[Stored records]
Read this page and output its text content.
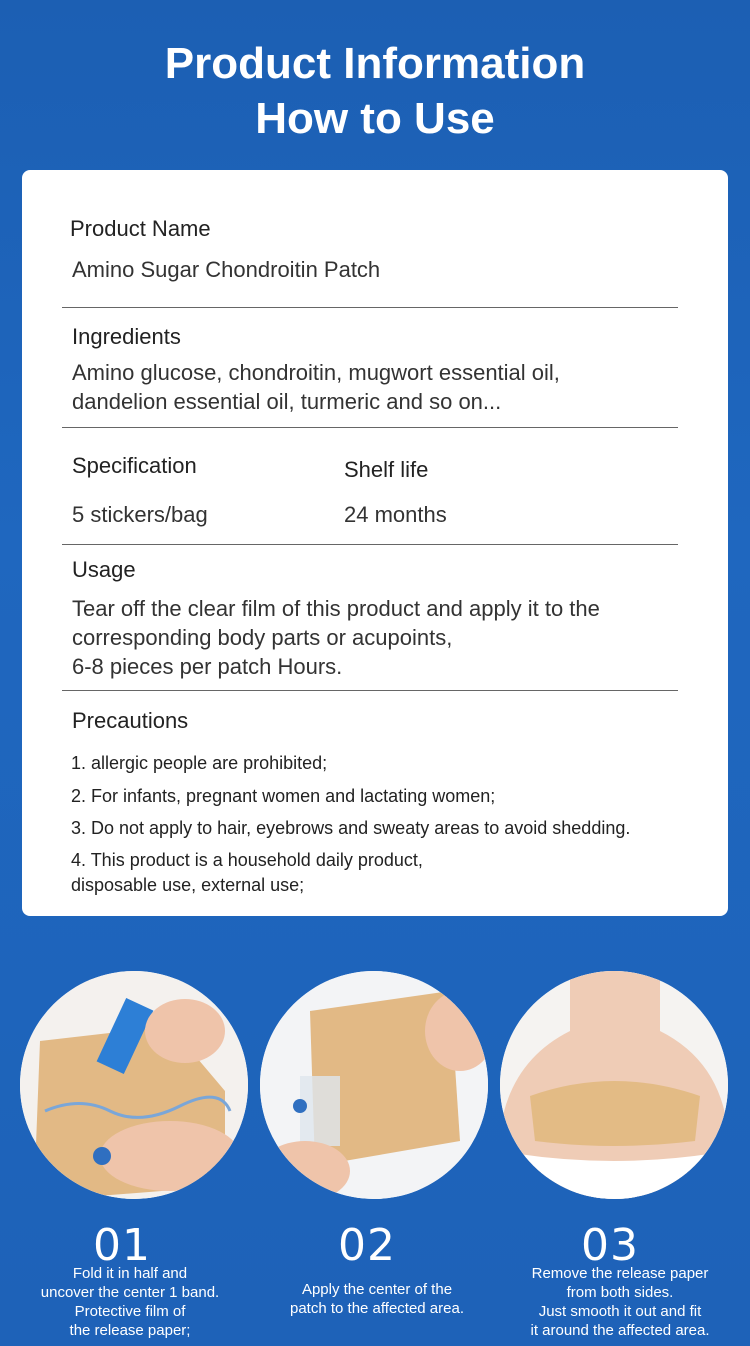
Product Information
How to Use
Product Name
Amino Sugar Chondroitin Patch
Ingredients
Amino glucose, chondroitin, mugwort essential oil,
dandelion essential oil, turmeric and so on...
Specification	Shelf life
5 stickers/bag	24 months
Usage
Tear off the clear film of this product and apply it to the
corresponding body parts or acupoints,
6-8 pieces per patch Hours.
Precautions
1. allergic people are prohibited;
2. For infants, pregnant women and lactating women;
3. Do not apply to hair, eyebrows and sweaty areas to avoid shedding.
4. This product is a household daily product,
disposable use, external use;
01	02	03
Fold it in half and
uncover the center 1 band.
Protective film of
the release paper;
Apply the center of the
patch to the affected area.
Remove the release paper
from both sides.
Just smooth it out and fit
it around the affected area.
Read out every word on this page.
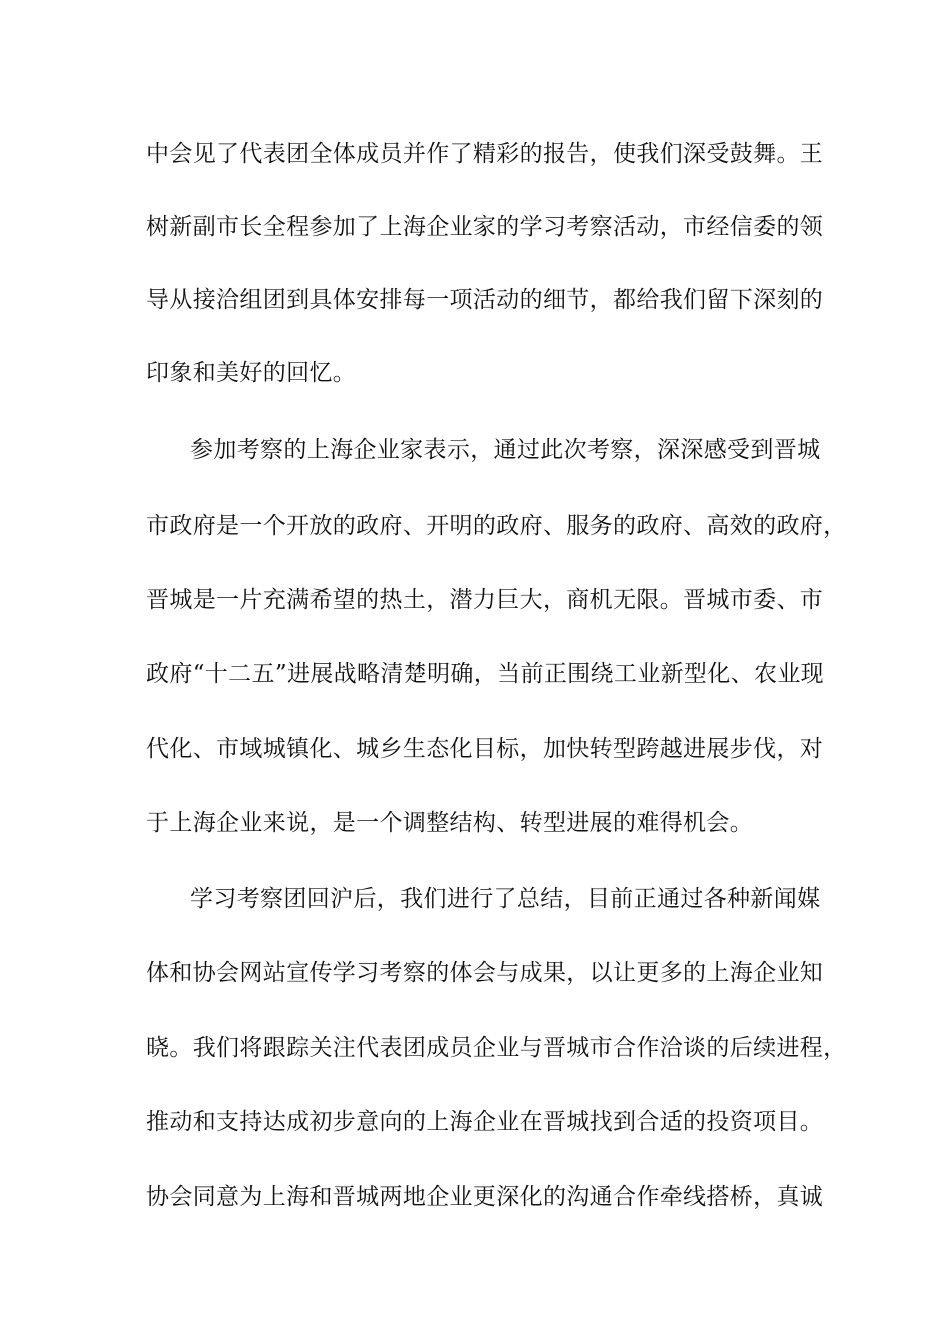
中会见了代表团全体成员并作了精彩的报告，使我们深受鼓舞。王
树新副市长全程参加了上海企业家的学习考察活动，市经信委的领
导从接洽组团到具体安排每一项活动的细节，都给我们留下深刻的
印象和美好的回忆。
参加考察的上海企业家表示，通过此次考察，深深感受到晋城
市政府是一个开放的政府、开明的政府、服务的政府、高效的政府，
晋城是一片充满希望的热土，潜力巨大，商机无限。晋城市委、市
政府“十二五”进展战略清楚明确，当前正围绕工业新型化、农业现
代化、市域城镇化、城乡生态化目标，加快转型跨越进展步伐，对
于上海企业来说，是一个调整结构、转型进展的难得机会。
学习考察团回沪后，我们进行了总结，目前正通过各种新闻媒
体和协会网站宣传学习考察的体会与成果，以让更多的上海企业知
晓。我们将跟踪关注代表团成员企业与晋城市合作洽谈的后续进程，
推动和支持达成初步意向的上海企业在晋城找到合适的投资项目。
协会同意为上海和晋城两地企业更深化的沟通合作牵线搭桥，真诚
--
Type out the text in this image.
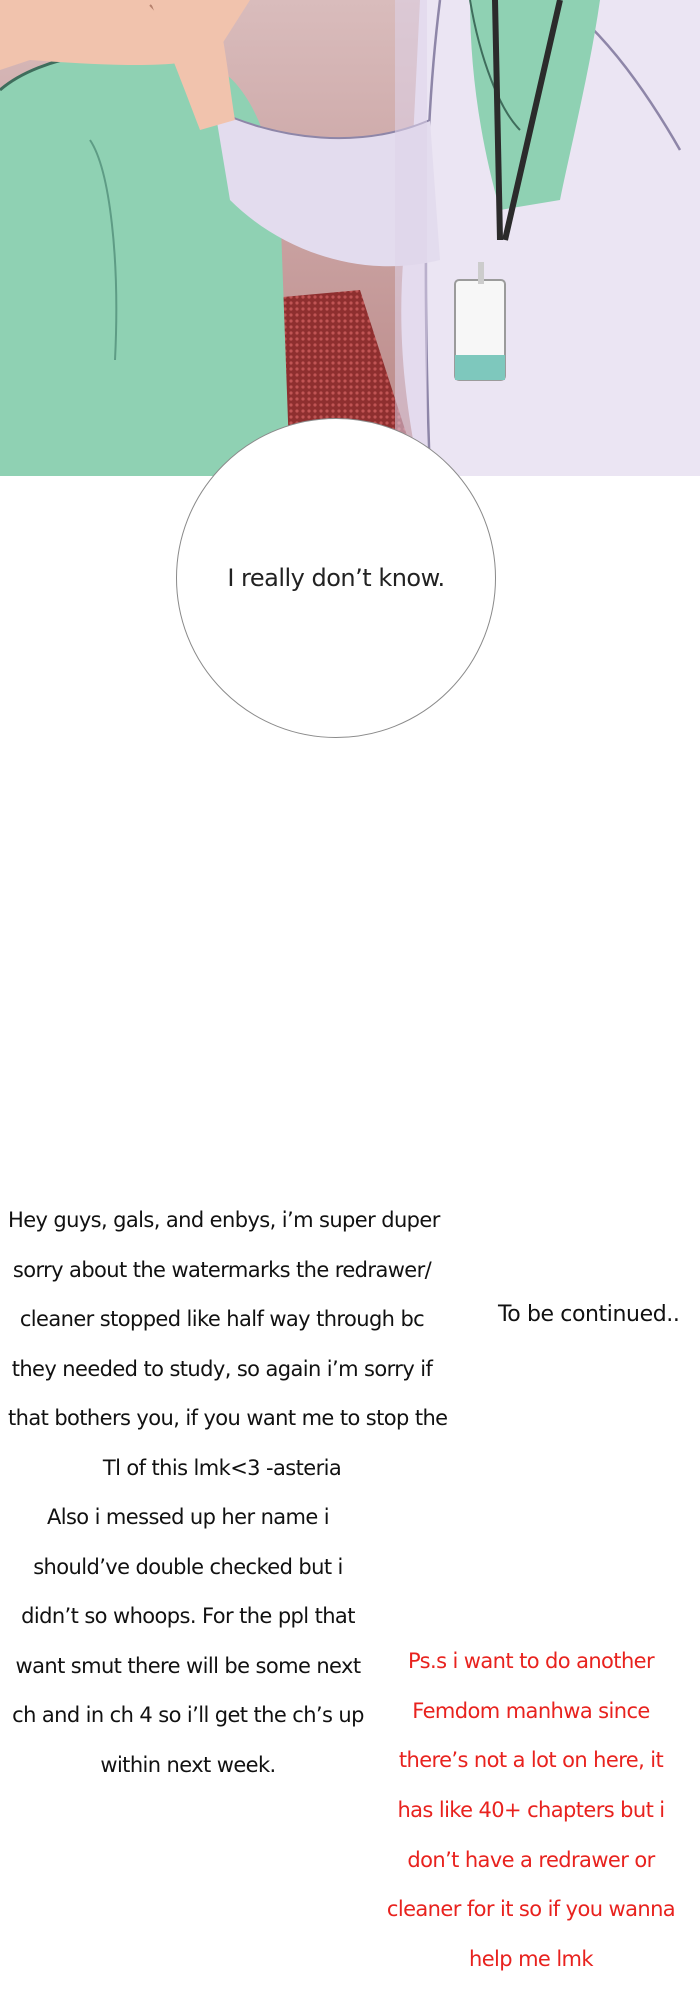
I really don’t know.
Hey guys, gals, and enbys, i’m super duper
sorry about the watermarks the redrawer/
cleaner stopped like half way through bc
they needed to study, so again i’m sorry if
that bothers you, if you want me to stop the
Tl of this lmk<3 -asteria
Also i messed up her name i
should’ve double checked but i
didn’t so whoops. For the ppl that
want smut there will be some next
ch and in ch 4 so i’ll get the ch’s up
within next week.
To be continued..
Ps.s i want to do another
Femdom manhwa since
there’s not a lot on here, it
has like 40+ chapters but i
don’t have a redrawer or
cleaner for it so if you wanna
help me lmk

→ **Directions for this task**
Copy each line above where the string "text" occurs.

→ **Reply to the task**
Read this page and output its text content.
Type out the text in this image.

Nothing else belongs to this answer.